ЗАДАНИЕ:
Перепечатайте без изменений строки, начиная с самой первой и заканчивая строкой, где есть «573, 675, 591]», включая обе крайние.

(Данные разметки рамок)

◆ ◆ ◆

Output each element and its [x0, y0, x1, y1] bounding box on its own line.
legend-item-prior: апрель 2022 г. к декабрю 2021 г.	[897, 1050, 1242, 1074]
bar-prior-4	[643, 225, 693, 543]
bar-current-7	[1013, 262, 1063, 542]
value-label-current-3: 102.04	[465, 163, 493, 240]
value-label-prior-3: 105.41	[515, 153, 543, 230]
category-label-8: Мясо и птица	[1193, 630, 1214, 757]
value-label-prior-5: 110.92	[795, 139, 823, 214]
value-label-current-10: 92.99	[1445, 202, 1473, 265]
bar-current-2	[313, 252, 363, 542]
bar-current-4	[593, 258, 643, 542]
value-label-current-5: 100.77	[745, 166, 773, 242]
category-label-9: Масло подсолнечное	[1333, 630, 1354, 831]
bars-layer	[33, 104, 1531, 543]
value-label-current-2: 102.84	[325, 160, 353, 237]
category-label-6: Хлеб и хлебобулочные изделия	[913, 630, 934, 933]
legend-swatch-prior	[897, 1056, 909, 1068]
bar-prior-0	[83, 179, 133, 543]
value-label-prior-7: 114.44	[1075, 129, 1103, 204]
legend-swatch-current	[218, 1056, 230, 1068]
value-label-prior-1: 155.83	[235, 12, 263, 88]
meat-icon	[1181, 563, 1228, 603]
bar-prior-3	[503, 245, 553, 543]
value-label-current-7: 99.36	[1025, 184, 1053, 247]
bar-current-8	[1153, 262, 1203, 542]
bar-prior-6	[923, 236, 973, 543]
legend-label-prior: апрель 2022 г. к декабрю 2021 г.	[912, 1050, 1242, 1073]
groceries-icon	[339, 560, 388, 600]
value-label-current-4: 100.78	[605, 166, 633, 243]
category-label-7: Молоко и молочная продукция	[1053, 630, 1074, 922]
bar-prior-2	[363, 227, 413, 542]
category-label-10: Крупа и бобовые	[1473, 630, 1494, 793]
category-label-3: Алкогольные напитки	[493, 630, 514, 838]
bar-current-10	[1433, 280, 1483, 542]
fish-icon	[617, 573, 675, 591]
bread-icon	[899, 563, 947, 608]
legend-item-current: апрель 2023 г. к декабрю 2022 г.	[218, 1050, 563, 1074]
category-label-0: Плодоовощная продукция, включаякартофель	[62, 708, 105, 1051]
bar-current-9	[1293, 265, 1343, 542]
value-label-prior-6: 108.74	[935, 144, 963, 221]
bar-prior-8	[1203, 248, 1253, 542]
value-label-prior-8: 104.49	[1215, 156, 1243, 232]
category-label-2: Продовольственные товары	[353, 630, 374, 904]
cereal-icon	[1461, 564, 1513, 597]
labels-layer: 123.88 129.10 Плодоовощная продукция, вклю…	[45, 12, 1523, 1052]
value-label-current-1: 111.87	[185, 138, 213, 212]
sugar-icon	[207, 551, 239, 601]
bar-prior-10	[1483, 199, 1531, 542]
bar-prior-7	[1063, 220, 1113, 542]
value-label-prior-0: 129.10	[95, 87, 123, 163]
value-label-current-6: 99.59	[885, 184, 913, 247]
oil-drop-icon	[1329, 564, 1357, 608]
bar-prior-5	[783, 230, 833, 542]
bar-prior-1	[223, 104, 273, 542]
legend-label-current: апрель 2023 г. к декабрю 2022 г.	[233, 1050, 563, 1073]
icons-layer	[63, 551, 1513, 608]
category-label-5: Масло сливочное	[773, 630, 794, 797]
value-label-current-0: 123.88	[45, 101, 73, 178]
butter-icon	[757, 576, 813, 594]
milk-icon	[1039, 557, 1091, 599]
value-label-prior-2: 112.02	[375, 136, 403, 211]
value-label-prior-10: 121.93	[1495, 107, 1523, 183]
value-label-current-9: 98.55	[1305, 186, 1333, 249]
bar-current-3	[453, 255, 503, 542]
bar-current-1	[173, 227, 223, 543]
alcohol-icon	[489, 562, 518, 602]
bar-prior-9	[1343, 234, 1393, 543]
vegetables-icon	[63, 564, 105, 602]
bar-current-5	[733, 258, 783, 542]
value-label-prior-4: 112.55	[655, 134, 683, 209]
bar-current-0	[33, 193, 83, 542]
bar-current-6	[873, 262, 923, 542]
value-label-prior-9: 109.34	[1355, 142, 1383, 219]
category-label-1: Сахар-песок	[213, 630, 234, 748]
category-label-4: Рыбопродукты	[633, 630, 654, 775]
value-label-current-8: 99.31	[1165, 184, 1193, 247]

◆ ◆ ◆

ОТВЕТ К ЗАДАНИЮ:
Output each element and its [x0, y0, x1, y1] bounding box on its own line.
legend-item-prior: апрель 2022 г. к декабрю 2021 г.	[897, 1050, 1242, 1074]
bar-prior-4	[643, 225, 693, 543]
bar-current-7	[1013, 262, 1063, 542]
value-label-current-3: 102.04	[465, 163, 493, 240]
value-label-prior-3: 105.41	[515, 153, 543, 230]
category-label-8: Мясо и птица	[1193, 630, 1214, 757]
value-label-prior-5: 110.92	[795, 139, 823, 214]
value-label-current-10: 92.99	[1445, 202, 1473, 265]
bar-current-2	[313, 252, 363, 542]
bar-current-4	[593, 258, 643, 542]
value-label-current-5: 100.77	[745, 166, 773, 242]
category-label-9: Масло подсолнечное	[1333, 630, 1354, 831]
bars-layer	[33, 104, 1531, 543]
value-label-current-2: 102.84	[325, 160, 353, 237]
category-label-6: Хлеб и хлебобулочные изделия	[913, 630, 934, 933]
legend-swatch-prior	[897, 1056, 909, 1068]
bar-prior-0	[83, 179, 133, 543]
value-label-prior-7: 114.44	[1075, 129, 1103, 204]
legend-swatch-current	[218, 1056, 230, 1068]
value-label-prior-1: 155.83	[235, 12, 263, 88]
meat-icon	[1181, 563, 1228, 603]
bar-prior-3	[503, 245, 553, 543]
value-label-current-7: 99.36	[1025, 184, 1053, 247]
bar-current-8	[1153, 262, 1203, 542]
bar-prior-6	[923, 236, 973, 543]
legend-label-prior: апрель 2022 г. к декабрю 2021 г.	[912, 1050, 1242, 1073]
groceries-icon	[339, 560, 388, 600]
value-label-current-4: 100.78	[605, 166, 633, 243]
category-label-7: Молоко и молочная продукция	[1053, 630, 1074, 922]
bar-prior-2	[363, 227, 413, 542]
category-label-10: Крупа и бобовые	[1473, 630, 1494, 793]
category-label-3: Алкогольные напитки	[493, 630, 514, 838]
bar-current-10	[1433, 280, 1483, 542]
fish-icon	[617, 573, 675, 591]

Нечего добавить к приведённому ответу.